Count the lines in the records below that contain the string "column", and give only that number.

(Source records)
-=-=-=-=-

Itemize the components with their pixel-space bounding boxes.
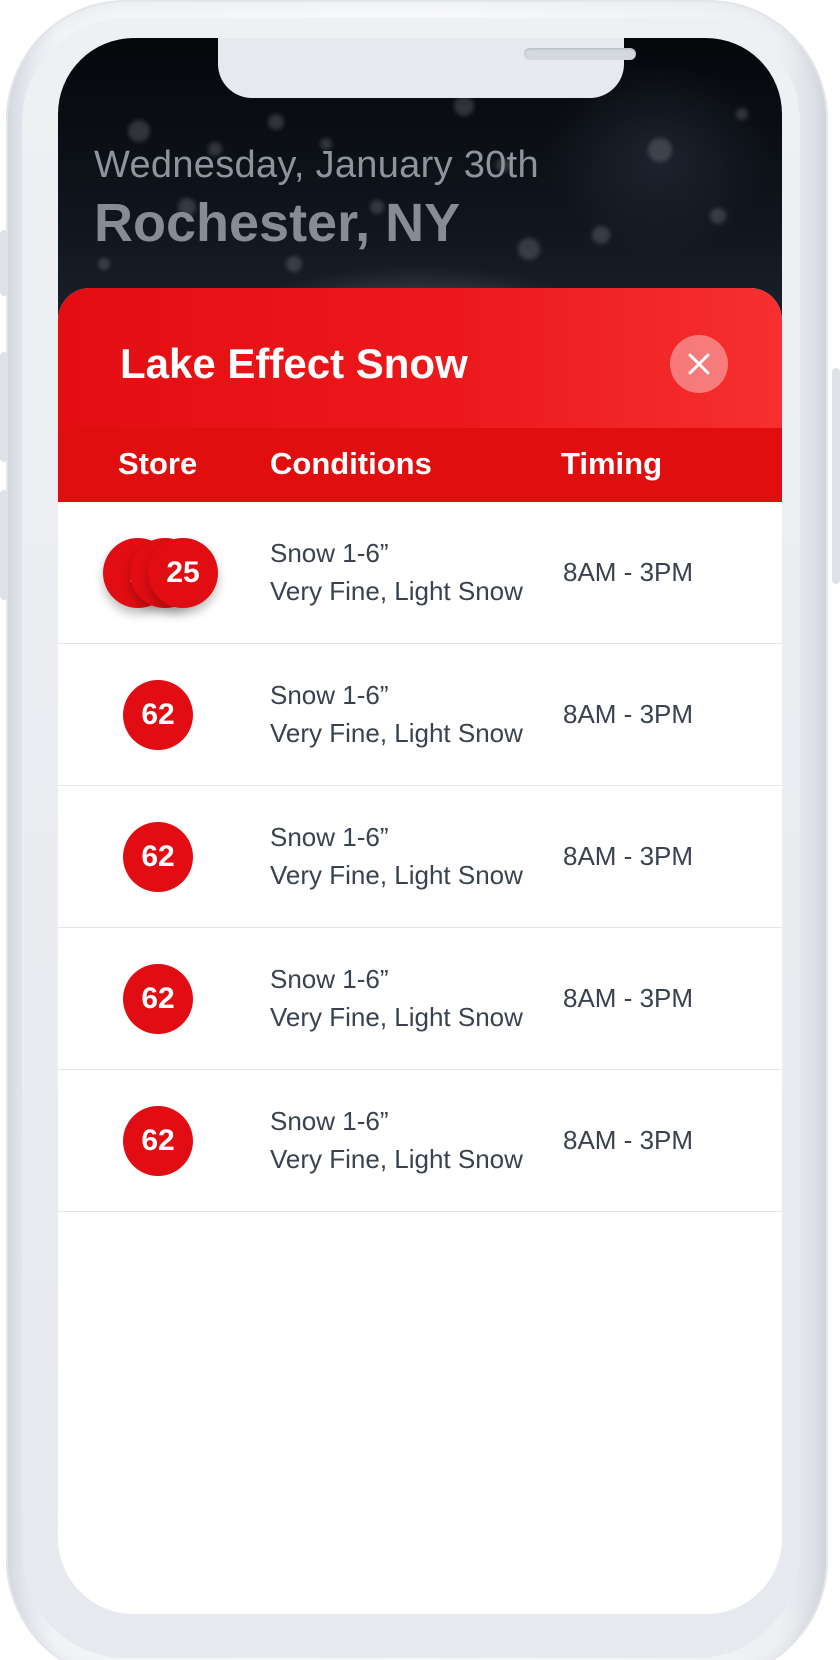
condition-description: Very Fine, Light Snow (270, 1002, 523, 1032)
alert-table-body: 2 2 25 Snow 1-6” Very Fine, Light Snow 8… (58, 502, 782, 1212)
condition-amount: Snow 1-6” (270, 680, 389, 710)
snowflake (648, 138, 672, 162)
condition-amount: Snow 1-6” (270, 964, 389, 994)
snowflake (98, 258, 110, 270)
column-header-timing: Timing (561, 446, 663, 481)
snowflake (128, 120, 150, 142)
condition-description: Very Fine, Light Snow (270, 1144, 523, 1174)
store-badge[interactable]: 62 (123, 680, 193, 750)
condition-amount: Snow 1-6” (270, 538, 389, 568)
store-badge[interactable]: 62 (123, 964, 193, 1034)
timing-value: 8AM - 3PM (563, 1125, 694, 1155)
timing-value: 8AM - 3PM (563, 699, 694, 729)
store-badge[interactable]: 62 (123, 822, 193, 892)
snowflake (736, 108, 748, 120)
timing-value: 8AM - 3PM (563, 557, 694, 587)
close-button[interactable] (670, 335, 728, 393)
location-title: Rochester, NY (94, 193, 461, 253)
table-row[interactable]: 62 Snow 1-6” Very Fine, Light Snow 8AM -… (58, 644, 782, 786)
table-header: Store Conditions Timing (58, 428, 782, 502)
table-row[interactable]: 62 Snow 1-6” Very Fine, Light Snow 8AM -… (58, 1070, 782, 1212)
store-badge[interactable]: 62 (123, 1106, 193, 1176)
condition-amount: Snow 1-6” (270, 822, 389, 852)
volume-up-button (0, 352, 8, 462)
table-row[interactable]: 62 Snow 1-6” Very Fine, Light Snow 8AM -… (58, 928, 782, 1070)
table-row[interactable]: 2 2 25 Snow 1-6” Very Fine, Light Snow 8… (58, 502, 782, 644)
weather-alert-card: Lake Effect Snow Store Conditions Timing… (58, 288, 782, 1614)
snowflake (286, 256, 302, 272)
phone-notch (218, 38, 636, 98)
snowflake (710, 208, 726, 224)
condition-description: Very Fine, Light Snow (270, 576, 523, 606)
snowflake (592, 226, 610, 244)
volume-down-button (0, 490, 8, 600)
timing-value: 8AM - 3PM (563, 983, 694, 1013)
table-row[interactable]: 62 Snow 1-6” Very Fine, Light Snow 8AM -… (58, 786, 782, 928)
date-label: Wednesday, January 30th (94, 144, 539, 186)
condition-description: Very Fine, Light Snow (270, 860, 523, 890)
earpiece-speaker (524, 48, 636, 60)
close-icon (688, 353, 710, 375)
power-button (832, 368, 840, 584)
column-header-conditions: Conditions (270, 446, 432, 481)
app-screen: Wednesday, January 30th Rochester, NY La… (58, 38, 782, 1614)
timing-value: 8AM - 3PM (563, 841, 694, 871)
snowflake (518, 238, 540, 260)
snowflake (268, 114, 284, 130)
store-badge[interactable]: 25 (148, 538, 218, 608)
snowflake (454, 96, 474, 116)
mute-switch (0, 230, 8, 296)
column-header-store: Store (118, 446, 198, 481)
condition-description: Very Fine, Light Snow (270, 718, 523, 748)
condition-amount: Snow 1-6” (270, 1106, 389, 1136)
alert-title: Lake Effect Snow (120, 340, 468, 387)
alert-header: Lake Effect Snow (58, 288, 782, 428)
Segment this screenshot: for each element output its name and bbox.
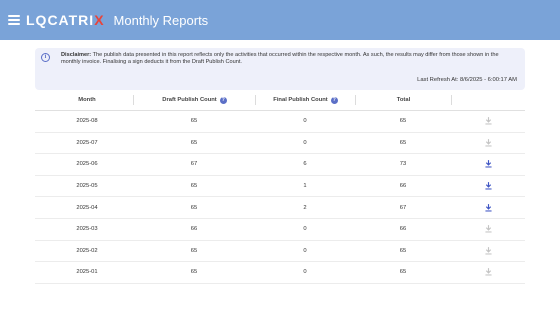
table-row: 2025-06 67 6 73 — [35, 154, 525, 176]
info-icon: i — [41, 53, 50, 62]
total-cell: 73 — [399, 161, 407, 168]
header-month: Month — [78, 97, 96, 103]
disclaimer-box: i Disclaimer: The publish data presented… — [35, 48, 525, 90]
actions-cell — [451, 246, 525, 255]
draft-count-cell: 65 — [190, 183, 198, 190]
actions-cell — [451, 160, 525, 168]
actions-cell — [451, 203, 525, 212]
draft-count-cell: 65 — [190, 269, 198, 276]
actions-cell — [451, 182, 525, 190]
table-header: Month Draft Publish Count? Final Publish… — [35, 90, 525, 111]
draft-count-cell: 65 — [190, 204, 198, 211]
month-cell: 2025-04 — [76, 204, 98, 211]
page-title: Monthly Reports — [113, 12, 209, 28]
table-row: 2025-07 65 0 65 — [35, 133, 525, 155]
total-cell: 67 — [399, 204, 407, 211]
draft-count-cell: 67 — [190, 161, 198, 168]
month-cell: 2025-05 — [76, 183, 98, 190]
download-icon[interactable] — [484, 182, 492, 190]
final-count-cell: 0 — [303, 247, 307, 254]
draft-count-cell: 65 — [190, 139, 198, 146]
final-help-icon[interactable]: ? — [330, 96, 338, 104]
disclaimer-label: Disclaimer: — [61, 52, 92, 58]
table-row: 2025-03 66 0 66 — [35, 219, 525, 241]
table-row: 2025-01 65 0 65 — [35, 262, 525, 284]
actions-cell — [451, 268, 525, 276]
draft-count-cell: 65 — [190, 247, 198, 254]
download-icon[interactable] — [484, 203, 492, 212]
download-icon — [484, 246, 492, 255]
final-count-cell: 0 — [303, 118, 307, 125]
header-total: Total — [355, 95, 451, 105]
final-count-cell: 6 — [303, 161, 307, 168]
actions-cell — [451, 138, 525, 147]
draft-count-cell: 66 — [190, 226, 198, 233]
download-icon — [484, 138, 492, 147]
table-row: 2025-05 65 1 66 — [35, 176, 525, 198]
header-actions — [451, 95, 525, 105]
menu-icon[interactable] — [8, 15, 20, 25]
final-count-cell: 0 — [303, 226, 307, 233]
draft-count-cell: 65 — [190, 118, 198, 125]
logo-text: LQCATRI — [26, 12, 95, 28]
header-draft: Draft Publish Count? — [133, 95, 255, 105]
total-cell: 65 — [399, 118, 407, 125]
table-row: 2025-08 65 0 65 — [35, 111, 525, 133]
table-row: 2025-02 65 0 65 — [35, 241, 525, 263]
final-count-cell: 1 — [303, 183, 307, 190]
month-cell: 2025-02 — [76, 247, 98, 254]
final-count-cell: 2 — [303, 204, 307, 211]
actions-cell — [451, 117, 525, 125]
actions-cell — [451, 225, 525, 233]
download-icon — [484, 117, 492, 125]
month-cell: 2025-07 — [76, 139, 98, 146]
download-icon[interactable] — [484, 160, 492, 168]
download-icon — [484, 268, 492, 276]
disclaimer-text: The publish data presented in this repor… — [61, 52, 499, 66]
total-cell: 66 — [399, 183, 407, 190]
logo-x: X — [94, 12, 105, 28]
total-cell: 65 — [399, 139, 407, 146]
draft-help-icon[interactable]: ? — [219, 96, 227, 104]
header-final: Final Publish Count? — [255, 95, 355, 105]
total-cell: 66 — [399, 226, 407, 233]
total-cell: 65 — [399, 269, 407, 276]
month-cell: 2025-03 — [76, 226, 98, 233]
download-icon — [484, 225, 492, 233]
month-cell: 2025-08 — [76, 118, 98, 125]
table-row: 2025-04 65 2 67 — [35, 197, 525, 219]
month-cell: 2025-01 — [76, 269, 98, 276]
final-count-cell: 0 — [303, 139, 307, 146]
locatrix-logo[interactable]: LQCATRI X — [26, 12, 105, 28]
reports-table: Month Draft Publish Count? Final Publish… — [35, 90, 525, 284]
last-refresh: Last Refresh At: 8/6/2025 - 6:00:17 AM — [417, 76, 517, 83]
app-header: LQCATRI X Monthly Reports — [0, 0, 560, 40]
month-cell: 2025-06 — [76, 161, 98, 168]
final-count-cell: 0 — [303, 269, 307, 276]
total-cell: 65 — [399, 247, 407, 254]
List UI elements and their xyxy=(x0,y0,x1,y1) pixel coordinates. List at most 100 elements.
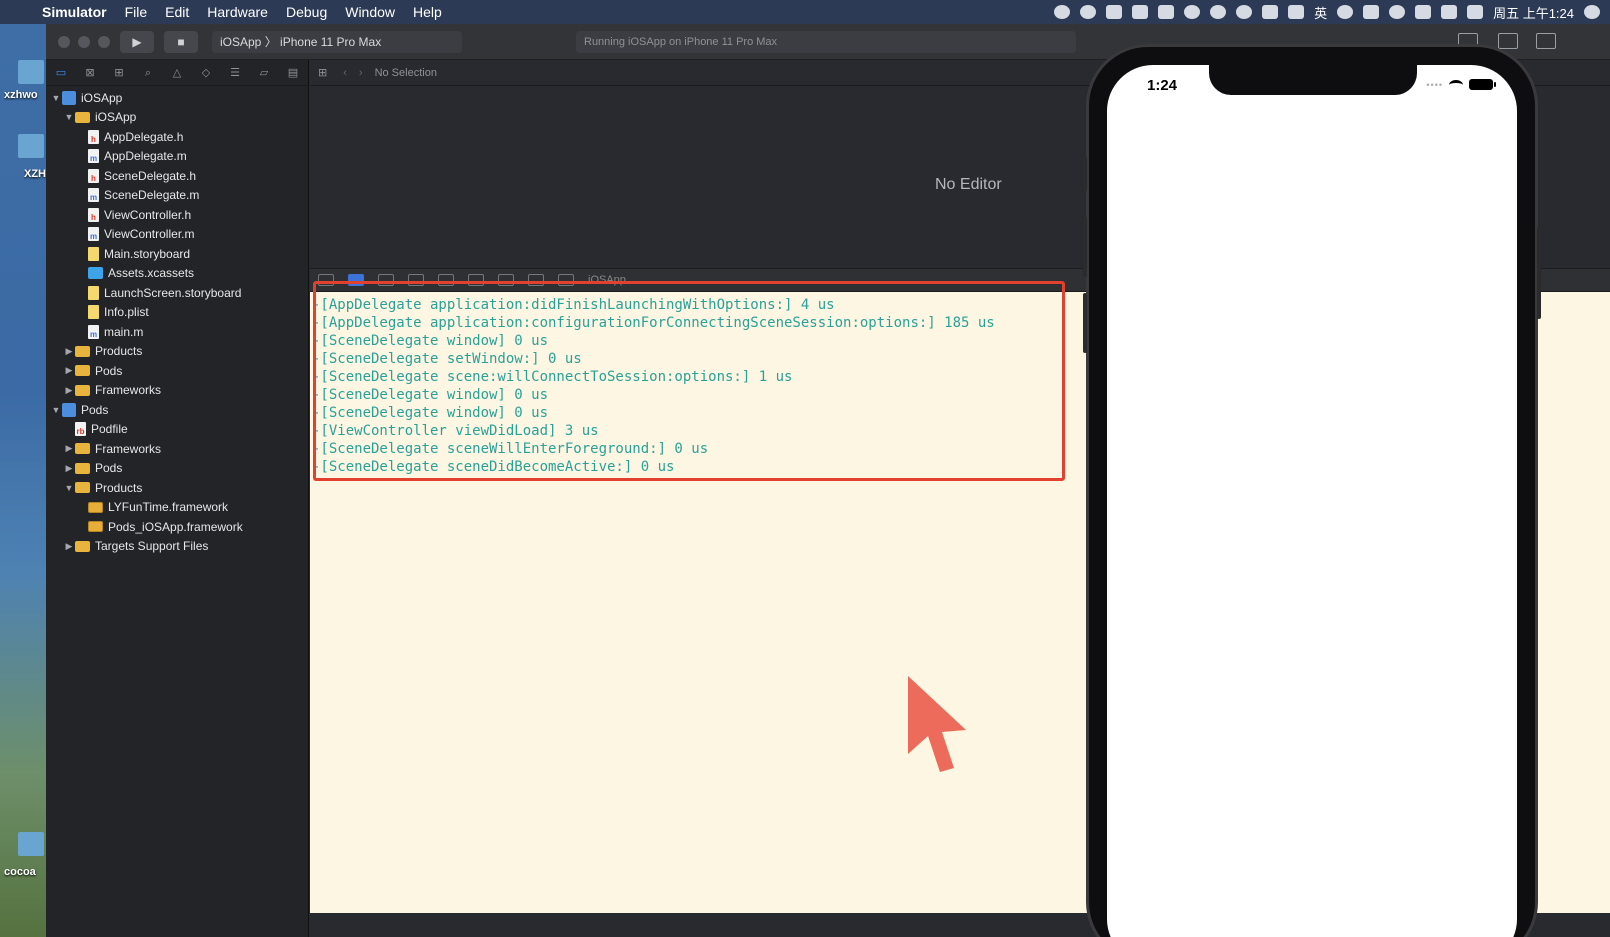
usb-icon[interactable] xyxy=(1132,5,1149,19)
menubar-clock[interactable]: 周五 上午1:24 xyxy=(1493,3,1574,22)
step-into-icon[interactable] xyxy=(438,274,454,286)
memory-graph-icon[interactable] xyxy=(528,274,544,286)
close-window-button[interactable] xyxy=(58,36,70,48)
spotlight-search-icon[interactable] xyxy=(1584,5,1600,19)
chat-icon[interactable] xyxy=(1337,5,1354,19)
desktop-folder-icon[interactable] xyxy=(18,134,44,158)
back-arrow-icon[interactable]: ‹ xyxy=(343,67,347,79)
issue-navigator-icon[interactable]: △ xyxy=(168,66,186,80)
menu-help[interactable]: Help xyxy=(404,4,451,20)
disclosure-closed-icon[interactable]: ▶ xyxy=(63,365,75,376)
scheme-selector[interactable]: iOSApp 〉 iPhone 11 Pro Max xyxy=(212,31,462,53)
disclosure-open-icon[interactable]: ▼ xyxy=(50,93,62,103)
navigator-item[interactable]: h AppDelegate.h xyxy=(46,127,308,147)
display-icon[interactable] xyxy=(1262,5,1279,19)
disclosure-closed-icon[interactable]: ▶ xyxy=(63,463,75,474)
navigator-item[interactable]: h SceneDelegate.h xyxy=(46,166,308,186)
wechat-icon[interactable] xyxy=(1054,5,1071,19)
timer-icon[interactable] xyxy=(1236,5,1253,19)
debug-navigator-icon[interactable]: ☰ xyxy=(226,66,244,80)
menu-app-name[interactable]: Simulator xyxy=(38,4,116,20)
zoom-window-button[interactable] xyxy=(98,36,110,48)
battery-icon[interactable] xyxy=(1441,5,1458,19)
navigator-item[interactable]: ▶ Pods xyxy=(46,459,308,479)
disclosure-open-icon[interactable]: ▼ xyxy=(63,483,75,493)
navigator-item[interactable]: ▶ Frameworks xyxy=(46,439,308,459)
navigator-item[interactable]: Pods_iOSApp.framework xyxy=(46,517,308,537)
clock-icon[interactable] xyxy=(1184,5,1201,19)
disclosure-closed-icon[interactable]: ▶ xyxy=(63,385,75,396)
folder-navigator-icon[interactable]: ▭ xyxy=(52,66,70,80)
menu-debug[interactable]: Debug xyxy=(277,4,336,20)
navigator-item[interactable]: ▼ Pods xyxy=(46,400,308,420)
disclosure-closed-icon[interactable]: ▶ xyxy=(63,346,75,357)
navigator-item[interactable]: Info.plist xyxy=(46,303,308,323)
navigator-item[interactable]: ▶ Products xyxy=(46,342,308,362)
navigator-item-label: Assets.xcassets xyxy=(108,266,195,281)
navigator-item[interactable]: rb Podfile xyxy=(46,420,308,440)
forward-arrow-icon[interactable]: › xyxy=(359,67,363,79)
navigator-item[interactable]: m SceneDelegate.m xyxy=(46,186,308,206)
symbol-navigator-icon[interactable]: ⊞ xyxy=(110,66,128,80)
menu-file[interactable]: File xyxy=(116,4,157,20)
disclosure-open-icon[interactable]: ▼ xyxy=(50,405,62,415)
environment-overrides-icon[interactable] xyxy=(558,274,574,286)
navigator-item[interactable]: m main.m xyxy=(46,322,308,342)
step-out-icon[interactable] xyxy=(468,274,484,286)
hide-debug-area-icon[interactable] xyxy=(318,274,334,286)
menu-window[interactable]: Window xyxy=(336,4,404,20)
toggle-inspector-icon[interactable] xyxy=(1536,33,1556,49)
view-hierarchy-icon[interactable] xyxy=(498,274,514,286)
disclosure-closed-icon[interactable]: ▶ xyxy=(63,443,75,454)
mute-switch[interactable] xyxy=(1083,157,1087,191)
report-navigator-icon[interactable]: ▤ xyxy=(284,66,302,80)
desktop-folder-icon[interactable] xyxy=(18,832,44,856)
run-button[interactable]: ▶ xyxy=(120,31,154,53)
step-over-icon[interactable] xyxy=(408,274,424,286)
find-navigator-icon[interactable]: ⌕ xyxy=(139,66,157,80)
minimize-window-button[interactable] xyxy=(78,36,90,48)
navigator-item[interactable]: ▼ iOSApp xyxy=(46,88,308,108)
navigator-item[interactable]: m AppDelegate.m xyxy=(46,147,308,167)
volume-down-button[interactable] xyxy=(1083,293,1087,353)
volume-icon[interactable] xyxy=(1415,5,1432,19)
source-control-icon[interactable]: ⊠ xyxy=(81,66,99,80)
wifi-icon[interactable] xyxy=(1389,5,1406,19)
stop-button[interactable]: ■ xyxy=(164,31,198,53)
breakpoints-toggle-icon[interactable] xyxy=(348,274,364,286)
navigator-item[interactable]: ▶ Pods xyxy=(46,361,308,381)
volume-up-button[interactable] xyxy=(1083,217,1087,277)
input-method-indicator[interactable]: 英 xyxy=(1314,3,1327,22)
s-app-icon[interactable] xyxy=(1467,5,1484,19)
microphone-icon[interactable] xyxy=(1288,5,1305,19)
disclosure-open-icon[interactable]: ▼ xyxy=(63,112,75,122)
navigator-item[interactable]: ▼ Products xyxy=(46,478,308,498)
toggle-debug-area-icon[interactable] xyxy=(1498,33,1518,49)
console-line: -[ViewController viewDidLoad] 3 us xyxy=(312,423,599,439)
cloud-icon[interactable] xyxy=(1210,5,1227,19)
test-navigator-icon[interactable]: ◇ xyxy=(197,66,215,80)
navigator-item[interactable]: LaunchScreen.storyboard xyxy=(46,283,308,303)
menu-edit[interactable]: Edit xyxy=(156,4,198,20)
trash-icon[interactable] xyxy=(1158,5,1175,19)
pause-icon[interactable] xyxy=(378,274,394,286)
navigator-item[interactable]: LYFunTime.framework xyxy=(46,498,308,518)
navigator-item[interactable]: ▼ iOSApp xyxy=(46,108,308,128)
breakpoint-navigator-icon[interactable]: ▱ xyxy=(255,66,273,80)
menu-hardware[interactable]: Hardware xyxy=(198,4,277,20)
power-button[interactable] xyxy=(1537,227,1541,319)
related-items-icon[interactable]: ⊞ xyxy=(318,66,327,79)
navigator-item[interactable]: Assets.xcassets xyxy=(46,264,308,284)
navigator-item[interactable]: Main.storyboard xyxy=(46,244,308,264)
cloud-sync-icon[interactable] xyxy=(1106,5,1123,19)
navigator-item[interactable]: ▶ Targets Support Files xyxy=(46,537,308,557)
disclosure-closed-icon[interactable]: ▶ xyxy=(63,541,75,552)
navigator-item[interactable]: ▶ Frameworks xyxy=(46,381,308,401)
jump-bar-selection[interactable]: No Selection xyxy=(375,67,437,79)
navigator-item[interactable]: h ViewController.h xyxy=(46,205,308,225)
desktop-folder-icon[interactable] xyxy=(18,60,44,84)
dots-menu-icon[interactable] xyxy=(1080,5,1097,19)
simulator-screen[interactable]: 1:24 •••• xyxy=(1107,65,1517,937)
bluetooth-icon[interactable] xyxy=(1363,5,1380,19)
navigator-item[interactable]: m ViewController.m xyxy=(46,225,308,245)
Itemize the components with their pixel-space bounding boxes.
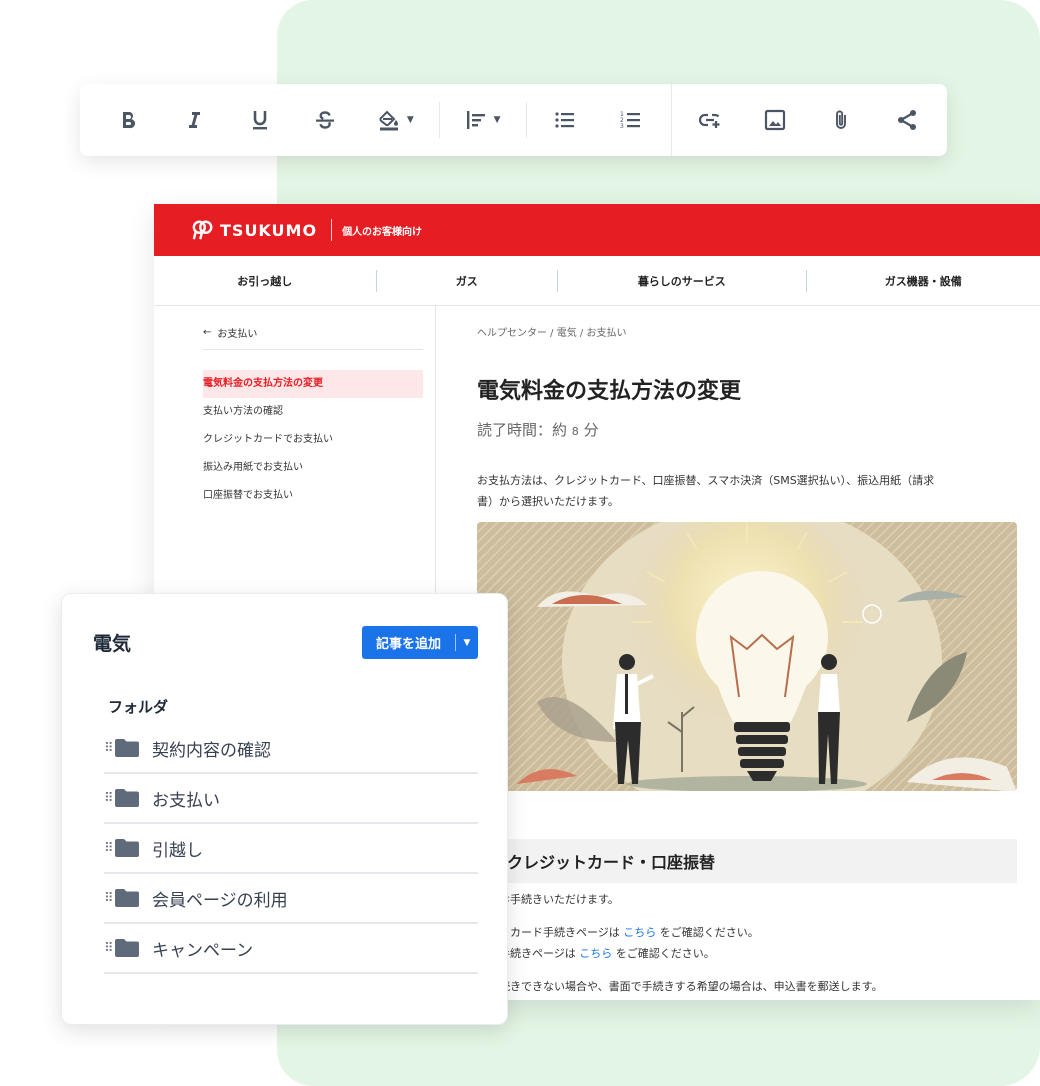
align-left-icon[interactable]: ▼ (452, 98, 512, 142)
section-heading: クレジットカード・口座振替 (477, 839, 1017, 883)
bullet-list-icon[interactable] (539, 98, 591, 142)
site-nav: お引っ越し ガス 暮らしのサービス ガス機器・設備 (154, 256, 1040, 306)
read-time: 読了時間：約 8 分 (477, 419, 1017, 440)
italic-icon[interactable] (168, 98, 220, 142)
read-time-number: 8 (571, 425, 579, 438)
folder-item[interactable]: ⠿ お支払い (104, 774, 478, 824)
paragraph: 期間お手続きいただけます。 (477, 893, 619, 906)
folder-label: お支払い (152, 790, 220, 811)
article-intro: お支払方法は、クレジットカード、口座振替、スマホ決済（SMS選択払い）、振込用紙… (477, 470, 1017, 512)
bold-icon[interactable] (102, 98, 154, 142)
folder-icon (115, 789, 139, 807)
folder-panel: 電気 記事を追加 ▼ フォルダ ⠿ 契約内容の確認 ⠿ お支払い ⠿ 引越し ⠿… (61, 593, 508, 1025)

-=-=-=-=-

- RESULT FOR THIS EXERCISE
3